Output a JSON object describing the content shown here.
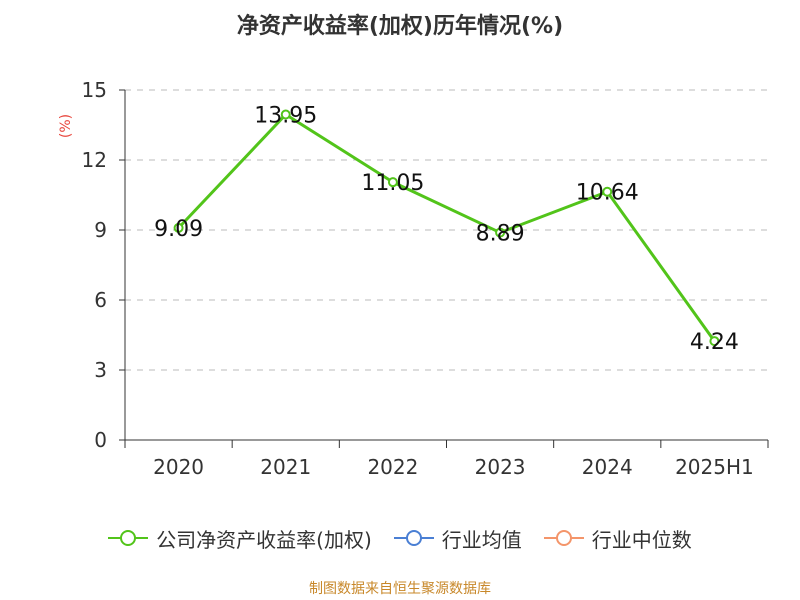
{
  "title": "净资产收益率(加权)历年情况(%)",
  "source": "制图数据来自恒生聚源数据库",
  "colors": {
    "line": "#52c41a",
    "industry_avg": "#4a7fd4",
    "industry_median": "#f4956a",
    "unit_label": "#e8473e",
    "source": "#c8882a",
    "grid": "#bbbbbb",
    "axis": "#333333"
  },
  "legend": [
    {
      "label": "公司净资产收益率(加权)",
      "color": "#52c41a",
      "icon": "line-circle-icon"
    },
    {
      "label": "行业均值",
      "color": "#4a7fd4",
      "icon": "line-circle-icon"
    },
    {
      "label": "行业中位数",
      "color": "#f4956a",
      "icon": "line-circle-icon"
    }
  ],
  "chart_data": {
    "type": "line",
    "title": "净资产收益率(加权)历年情况(%)",
    "xlabel": "",
    "ylabel": "(%)",
    "categories": [
      "2020",
      "2021",
      "2022",
      "2023",
      "2024",
      "2025H1"
    ],
    "ylim": [
      0,
      15
    ],
    "yticks": [
      0,
      3,
      6,
      9,
      12,
      15
    ],
    "grid": true,
    "legend_position": "bottom",
    "series": [
      {
        "name": "公司净资产收益率(加权)",
        "values": [
          9.09,
          13.95,
          11.05,
          8.89,
          10.64,
          4.24
        ],
        "labels": [
          "9.09",
          "13.95",
          "11.05",
          "8.89",
          "10.64",
          "4.24"
        ],
        "color": "#52c41a"
      }
    ]
  }
}
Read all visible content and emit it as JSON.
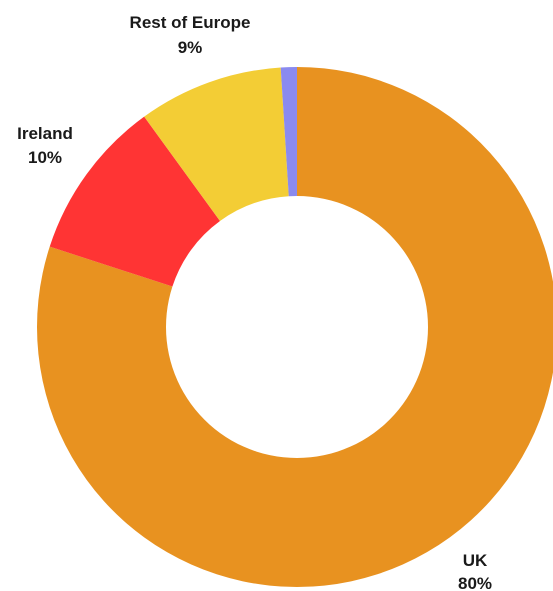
{
  "chart_data": {
    "type": "pie",
    "variant": "donut",
    "slices": [
      {
        "label": "UK",
        "value": 80,
        "value_label": "80%",
        "color": "#E89220"
      },
      {
        "label": "Ireland",
        "value": 10,
        "value_label": "10%",
        "color": "#FF3434"
      },
      {
        "label": "Rest of Europe",
        "value": 9,
        "value_label": "9%",
        "color": "#F3CD35"
      },
      {
        "label": "",
        "value": 1,
        "value_label": "",
        "color": "#8A8AEF"
      }
    ],
    "title": "",
    "legend": "none"
  }
}
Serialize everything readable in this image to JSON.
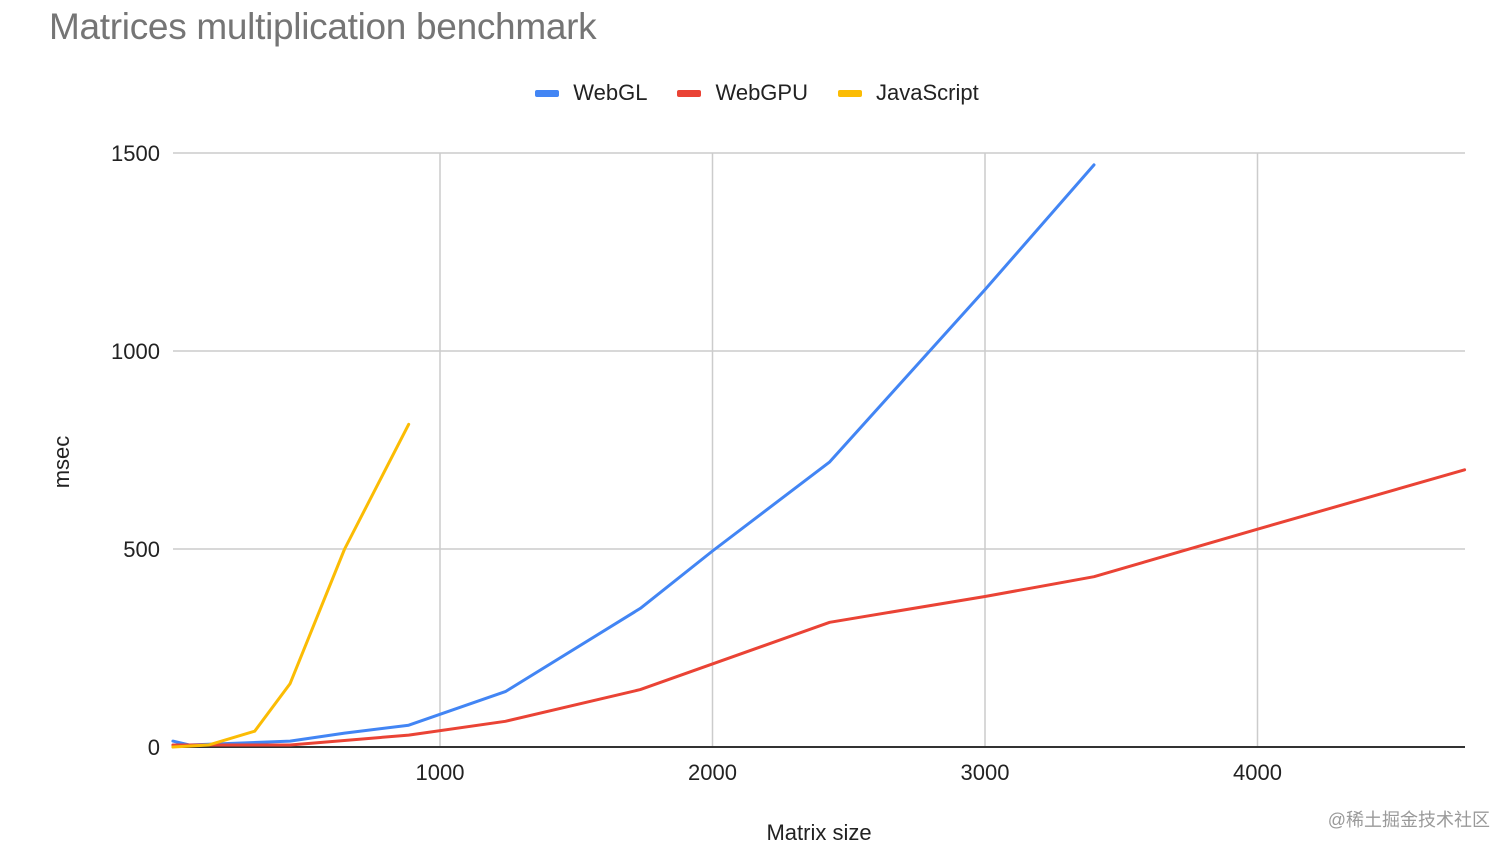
{
  "chart_data": {
    "type": "line",
    "title": "Matrices multiplication benchmark",
    "xlabel": "Matrix size",
    "ylabel": "msec",
    "xlim": [
      20,
      4760
    ],
    "ylim": [
      0,
      1500
    ],
    "x_ticks": [
      1000,
      2000,
      3000,
      4000
    ],
    "y_ticks": [
      0,
      500,
      1000,
      1500
    ],
    "grid": true,
    "legend_position": "top",
    "series": [
      {
        "name": "WebGL",
        "color": "#4285f4",
        "points": [
          [
            20,
            15
          ],
          [
            80,
            5
          ],
          [
            450,
            15
          ],
          [
            650,
            35
          ],
          [
            885,
            55
          ],
          [
            1240,
            140
          ],
          [
            1735,
            350
          ],
          [
            2000,
            495
          ],
          [
            2430,
            720
          ],
          [
            3000,
            1155
          ],
          [
            3400,
            1470
          ]
        ]
      },
      {
        "name": "WebGPU",
        "color": "#ea4335",
        "points": [
          [
            20,
            5
          ],
          [
            450,
            5
          ],
          [
            885,
            30
          ],
          [
            1240,
            65
          ],
          [
            1735,
            145
          ],
          [
            2430,
            315
          ],
          [
            3000,
            380
          ],
          [
            3400,
            430
          ],
          [
            4000,
            550
          ],
          [
            4760,
            700
          ]
        ]
      },
      {
        "name": "JavaScript",
        "color": "#fbbc04",
        "points": [
          [
            20,
            0
          ],
          [
            150,
            5
          ],
          [
            320,
            40
          ],
          [
            450,
            160
          ],
          [
            650,
            500
          ],
          [
            885,
            815
          ]
        ]
      }
    ]
  },
  "legend": {
    "items": [
      {
        "label": "WebGL",
        "color": "#4285f4"
      },
      {
        "label": "WebGPU",
        "color": "#ea4335"
      },
      {
        "label": "JavaScript",
        "color": "#fbbc04"
      }
    ]
  },
  "watermark": "@稀土掘金技术社区"
}
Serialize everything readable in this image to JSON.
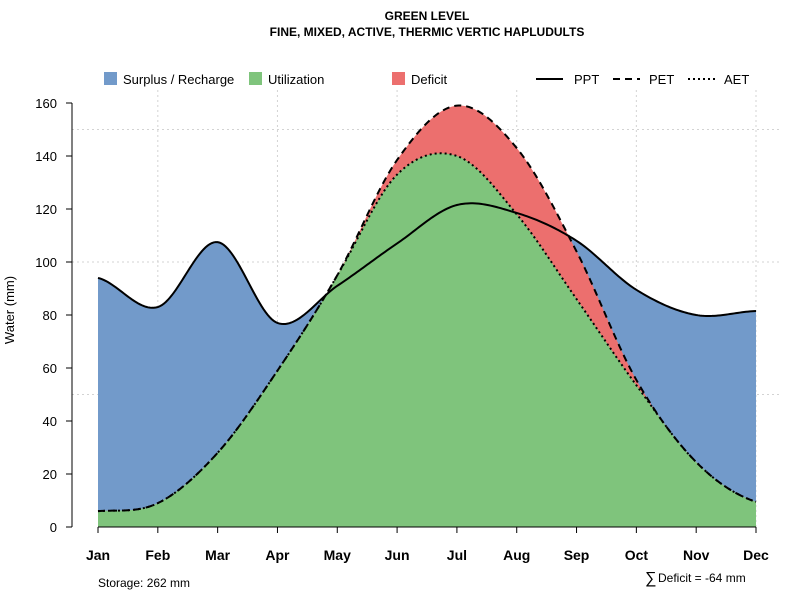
{
  "chart_data": {
    "type": "area",
    "title": "GREEN LEVEL",
    "subtitle": "FINE, MIXED, ACTIVE, THERMIC VERTIC HAPLUDULTS",
    "xlabel": "",
    "ylabel": "Water (mm)",
    "ylim": [
      0,
      160
    ],
    "yticks": [
      0,
      20,
      40,
      60,
      80,
      100,
      120,
      140,
      160
    ],
    "grid": true,
    "categories": [
      "Jan",
      "Feb",
      "Mar",
      "Apr",
      "May",
      "Jun",
      "Jul",
      "Aug",
      "Sep",
      "Oct",
      "Nov",
      "Dec"
    ],
    "series": [
      {
        "name": "PPT",
        "style": "solid",
        "values": [
          94,
          83,
          107.5,
          77,
          91,
          107,
          121.5,
          118.5,
          108,
          89.5,
          80,
          81.5
        ]
      },
      {
        "name": "PET",
        "style": "dashed",
        "values": [
          6,
          9,
          28,
          59,
          95,
          138.5,
          159,
          143,
          104,
          55.5,
          24.5,
          9.5
        ]
      },
      {
        "name": "AET",
        "style": "dotted",
        "values": [
          6,
          9,
          28,
          59,
          95,
          133,
          140,
          118,
          86,
          53.5,
          24.5,
          9.5
        ]
      }
    ],
    "legend": {
      "placement": "top",
      "fills": [
        {
          "name": "Surplus / Recharge",
          "color": "#729ACA"
        },
        {
          "name": "Utilization",
          "color": "#7FC47C"
        },
        {
          "name": "Deficit",
          "color": "#EC6F6E"
        }
      ]
    },
    "annotations": {
      "storage": "Storage: 262 mm",
      "deficit_symbol": "∑",
      "deficit": "Deficit = -64 mm"
    }
  }
}
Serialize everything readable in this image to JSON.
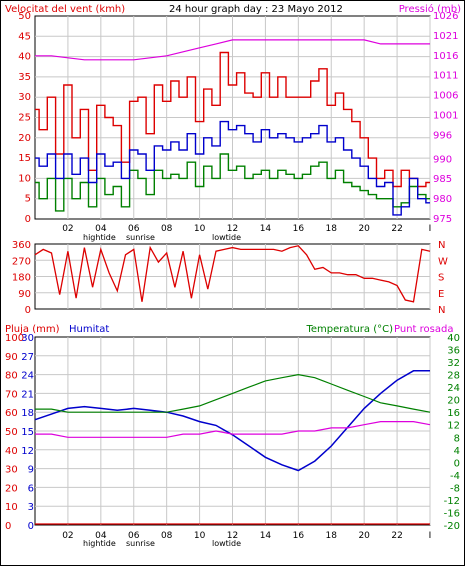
{
  "charts_title": "24 hour graph day : 23 Mayo 2012",
  "chart_data": [
    {
      "type": "line",
      "title": "24 hour graph day : 23 Mayo 2012",
      "ylabel_left": "Velocitat del vent (kmh)",
      "ylabel_right": "Pressió (mb)",
      "x_ticks": [
        "02",
        "04",
        "06",
        "08",
        "10",
        "12",
        "14",
        "16",
        "18",
        "20",
        "22",
        "I"
      ],
      "x_annotations": [
        "hightide",
        "sunrise",
        "lowtide"
      ],
      "ylim_left": [
        0,
        50
      ],
      "y_ticks_left": [
        0,
        5,
        10,
        15,
        20,
        25,
        30,
        35,
        40,
        45,
        50
      ],
      "ylim_right": [
        975,
        1026
      ],
      "y_ticks_right": [
        975,
        980,
        985,
        990,
        996,
        1001,
        1006,
        1011,
        1016,
        1021,
        1026
      ],
      "grid": true,
      "colors": {
        "gust": "#dd0000",
        "wind": "#008000",
        "avg": "#0000cc",
        "pressure": "#dd00dd"
      },
      "series": [
        {
          "key": "gust",
          "x": [
            0,
            0.5,
            1,
            1.5,
            2,
            2.5,
            3,
            3.5,
            4,
            4.5,
            5,
            5.5,
            6,
            6.5,
            7,
            7.5,
            8,
            8.5,
            9,
            9.5,
            10,
            10.5,
            11,
            11.5,
            12,
            12.5,
            13,
            13.5,
            14,
            14.5,
            15,
            15.5,
            16,
            16.5,
            17,
            17.5,
            18,
            18.5,
            19,
            19.5,
            20,
            20.5,
            21,
            21.5,
            22,
            22.5,
            23,
            23.5,
            24
          ],
          "values": [
            27,
            22,
            30,
            16,
            33,
            20,
            27,
            12,
            28,
            25,
            23,
            14,
            29,
            30,
            21,
            33,
            29,
            34,
            30,
            35,
            24,
            32,
            28,
            41,
            33,
            36,
            31,
            30,
            36,
            30,
            35,
            30,
            30,
            30,
            34,
            37,
            28,
            31,
            27,
            24,
            20,
            15,
            10,
            12,
            8,
            12,
            10,
            8,
            9
          ]
        },
        {
          "key": "wind",
          "x": [
            0,
            0.5,
            1,
            1.5,
            2,
            2.5,
            3,
            3.5,
            4,
            4.5,
            5,
            5.5,
            6,
            6.5,
            7,
            7.5,
            8,
            8.5,
            9,
            9.5,
            10,
            10.5,
            11,
            11.5,
            12,
            12.5,
            13,
            13.5,
            14,
            14.5,
            15,
            15.5,
            16,
            16.5,
            17,
            17.5,
            18,
            18.5,
            19,
            19.5,
            20,
            20.5,
            21,
            21.5,
            22,
            22.5,
            23,
            23.5,
            24
          ],
          "values": [
            9,
            5,
            10,
            2,
            10,
            5,
            9,
            3,
            10,
            6,
            8,
            3,
            12,
            10,
            6,
            12,
            10,
            11,
            10,
            14,
            8,
            13,
            10,
            16,
            12,
            13,
            10,
            11,
            12,
            10,
            12,
            11,
            10,
            11,
            13,
            14,
            10,
            12,
            9,
            8,
            7,
            6,
            5,
            5,
            3,
            4,
            8,
            6,
            5
          ]
        },
        {
          "key": "avg",
          "x": [
            0,
            0.5,
            1,
            1.5,
            2,
            2.5,
            3,
            3.5,
            4,
            4.5,
            5,
            5.5,
            6,
            6.5,
            7,
            7.5,
            8,
            8.5,
            9,
            9.5,
            10,
            10.5,
            11,
            11.5,
            12,
            12.5,
            13,
            13.5,
            14,
            14.5,
            15,
            15.5,
            16,
            16.5,
            17,
            17.5,
            18,
            18.5,
            19,
            19.5,
            20,
            20.5,
            21,
            21.5,
            22,
            22.5,
            23,
            23.5,
            24
          ],
          "values": [
            15,
            13,
            16,
            10,
            16,
            11,
            15,
            9,
            16,
            13,
            14,
            10,
            17,
            16,
            12,
            18,
            17,
            19,
            17,
            21,
            16,
            20,
            18,
            24,
            22,
            23,
            21,
            19,
            22,
            20,
            21,
            20,
            19,
            20,
            21,
            23,
            19,
            20,
            17,
            15,
            13,
            10,
            8,
            9,
            1,
            3,
            10,
            5,
            4
          ]
        },
        {
          "key": "pressure",
          "x": [
            0,
            1,
            2,
            3,
            4,
            5,
            6,
            7,
            8,
            9,
            10,
            11,
            12,
            13,
            14,
            15,
            16,
            17,
            18,
            19,
            20,
            21,
            22,
            23,
            24
          ],
          "values": [
            1016,
            1016,
            1015.5,
            1015,
            1015,
            1015,
            1015,
            1015.5,
            1016,
            1017,
            1018,
            1019,
            1020,
            1020,
            1020,
            1020,
            1020,
            1020,
            1020,
            1020,
            1020,
            1019,
            1019,
            1019,
            1019
          ]
        }
      ]
    },
    {
      "type": "scatter",
      "ylabel_right": [
        "N",
        "W",
        "S",
        "E",
        "N"
      ],
      "ylim": [
        0,
        360
      ],
      "y_ticks_left": [
        0,
        90,
        180,
        270,
        360
      ],
      "color": "#dd0000",
      "x": [
        0,
        0.5,
        1,
        1.5,
        2,
        2.5,
        3,
        3.5,
        4,
        4.5,
        5,
        5.5,
        6,
        6.5,
        7,
        7.5,
        8,
        8.5,
        9,
        9.5,
        10,
        10.5,
        11,
        11.5,
        12,
        12.5,
        13,
        13.5,
        14,
        14.5,
        15,
        15.5,
        16,
        16.5,
        17,
        17.5,
        18,
        18.5,
        19,
        19.5,
        20,
        20.5,
        21,
        21.5,
        22,
        22.5,
        23,
        23.5,
        24
      ],
      "values": [
        300,
        330,
        310,
        80,
        320,
        60,
        340,
        120,
        330,
        200,
        100,
        300,
        330,
        40,
        340,
        260,
        310,
        120,
        320,
        60,
        300,
        110,
        320,
        330,
        340,
        330,
        330,
        330,
        330,
        330,
        320,
        340,
        350,
        300,
        220,
        230,
        200,
        200,
        190,
        190,
        170,
        170,
        160,
        150,
        130,
        50,
        40,
        330,
        320
      ]
    },
    {
      "type": "line",
      "ylabel_left": "Pluja (mm)",
      "ylabel_left2": "Humitat",
      "ylabel_right": "Temperatura (°C)",
      "ylabel_right2": "Punt rosada",
      "x_ticks": [
        "02",
        "04",
        "06",
        "08",
        "10",
        "12",
        "14",
        "16",
        "18",
        "20",
        "22",
        "I"
      ],
      "x_annotations": [
        "hightide",
        "sunrise",
        "lowtide"
      ],
      "y_ticks_left_rain": [
        0,
        3,
        6,
        9,
        12,
        15,
        18,
        21,
        24,
        27,
        30
      ],
      "y_ticks_left_hum": [
        0,
        10,
        20,
        30,
        40,
        50,
        60,
        70,
        80,
        90,
        100
      ],
      "ylim_right": [
        -20,
        40
      ],
      "y_ticks_right": [
        -20,
        -16,
        -12,
        -8,
        -4,
        0,
        4,
        8,
        12,
        16,
        20,
        24,
        28,
        32,
        36,
        40
      ],
      "grid": true,
      "colors": {
        "rain": "#dd0000",
        "humidity": "#0000cc",
        "temperature": "#008000",
        "dewpoint": "#dd00dd"
      },
      "series": [
        {
          "key": "rain",
          "x": [
            0,
            24
          ],
          "values": [
            0,
            0
          ]
        },
        {
          "key": "humidity",
          "x": [
            0,
            1,
            2,
            3,
            4,
            5,
            6,
            7,
            8,
            9,
            10,
            11,
            12,
            13,
            14,
            15,
            16,
            17,
            18,
            19,
            20,
            21,
            22,
            23,
            24
          ],
          "values": [
            56,
            59,
            62,
            63,
            62,
            61,
            62,
            61,
            60,
            58,
            55,
            53,
            48,
            42,
            36,
            32,
            29,
            34,
            42,
            52,
            62,
            70,
            77,
            82,
            82
          ]
        },
        {
          "key": "temperature",
          "x": [
            0,
            1,
            2,
            3,
            4,
            5,
            6,
            7,
            8,
            9,
            10,
            11,
            12,
            13,
            14,
            15,
            16,
            17,
            18,
            19,
            20,
            21,
            22,
            23,
            24
          ],
          "values": [
            17,
            17,
            16,
            16,
            16,
            16,
            16,
            16,
            16,
            17,
            18,
            20,
            22,
            24,
            26,
            27,
            28,
            27,
            25,
            23,
            21,
            19,
            18,
            17,
            16
          ]
        },
        {
          "key": "dewpoint",
          "x": [
            0,
            1,
            2,
            3,
            4,
            5,
            6,
            7,
            8,
            9,
            10,
            11,
            12,
            13,
            14,
            15,
            16,
            17,
            18,
            19,
            20,
            21,
            22,
            23,
            24
          ],
          "values": [
            9,
            9,
            8,
            8,
            8,
            8,
            8,
            8,
            8,
            9,
            9,
            10,
            9,
            9,
            9,
            9,
            10,
            10,
            11,
            11,
            12,
            13,
            13,
            13,
            12
          ]
        }
      ]
    }
  ]
}
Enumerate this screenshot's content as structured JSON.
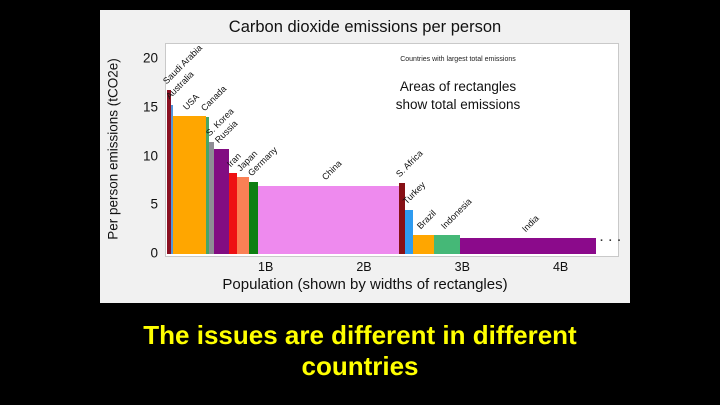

**********

▶ _Aim_
From the entries, copy out each line containing the word "source".

▶ _Worked solution_
  "source": "制图数据来自恒生聚源数据库",
    "source": "#c8882a",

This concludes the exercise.